> What you are asked to do:
Do not carry the pictures over; copy every other part of the entries exactly.

> Supplied records:
--- Start ---

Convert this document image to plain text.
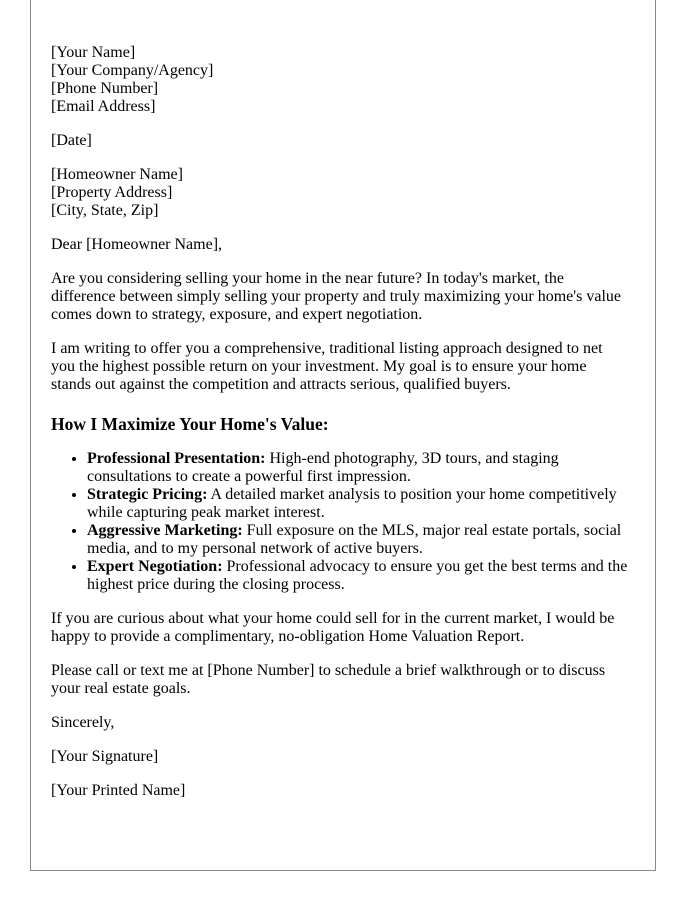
[Your Name]
[Your Company/Agency]
[Phone Number]
[Email Address]

[Date]

[Homeowner Name]
[Property Address]
[City, State, Zip]

Dear [Homeowner Name],

Are you considering selling your home in the near future? In today's market, the difference between simply selling your property and truly maximizing your home's value comes down to strategy, exposure, and expert negotiation.

I am writing to offer you a comprehensive, traditional listing approach designed to net you the highest possible return on your investment. My goal is to ensure your home stands out against the competition and attracts serious, qualified buyers.

How I Maximize Your Home's Value:
• Professional Presentation: High-end photography, 3D tours, and staging consultations to create a powerful first impression.
• Strategic Pricing: A detailed market analysis to position your home competitively while capturing peak market interest.
• Aggressive Marketing: Full exposure on the MLS, major real estate portals, social media, and to my personal network of active buyers.
• Expert Negotiation: Professional advocacy to ensure you get the best terms and the highest price during the closing process.

If you are curious about what your home could sell for in the current market, I would be happy to provide a complimentary, no-obligation Home Valuation Report.

Please call or text me at [Phone Number] to schedule a brief walkthrough or to discuss your real estate goals.

Sincerely,

[Your Signature]

[Your Printed Name]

--- End ---

> The completed task:
Convert this document image to plain text.
[Your Name]
[Your Company/Agency]
[Phone Number]
[Email Address]

[Date]

[Homeowner Name]
[Property Address]
[City, State, Zip]

Dear [Homeowner Name],

Are you considering selling your home in the near future? In today's market, the difference between simply selling your property and truly maximizing your home's value comes down to strategy, exposure, and expert negotiation.

I am writing to offer you a comprehensive, traditional listing approach designed to net you the highest possible return on your investment. My goal is to ensure your home stands out against the competition and attracts serious, qualified buyers.

How I Maximize Your Home's Value:
• Professional Presentation: High-end photography, 3D tours, and staging consultations to create a powerful first impression.
• Strategic Pricing: A detailed market analysis to position your home competitively while capturing peak market interest.
• Aggressive Marketing: Full exposure on the MLS, major real estate portals, social media, and to my personal network of active buyers.
• Expert Negotiation: Professional advocacy to ensure you get the best terms and the highest price during the closing process.

If you are curious about what your home could sell for in the current market, I would be happy to provide a complimentary, no-obligation Home Valuation Report.

Please call or text me at [Phone Number] to schedule a brief walkthrough or to discuss your real estate goals.

Sincerely,

[Your Signature]

[Your Printed Name]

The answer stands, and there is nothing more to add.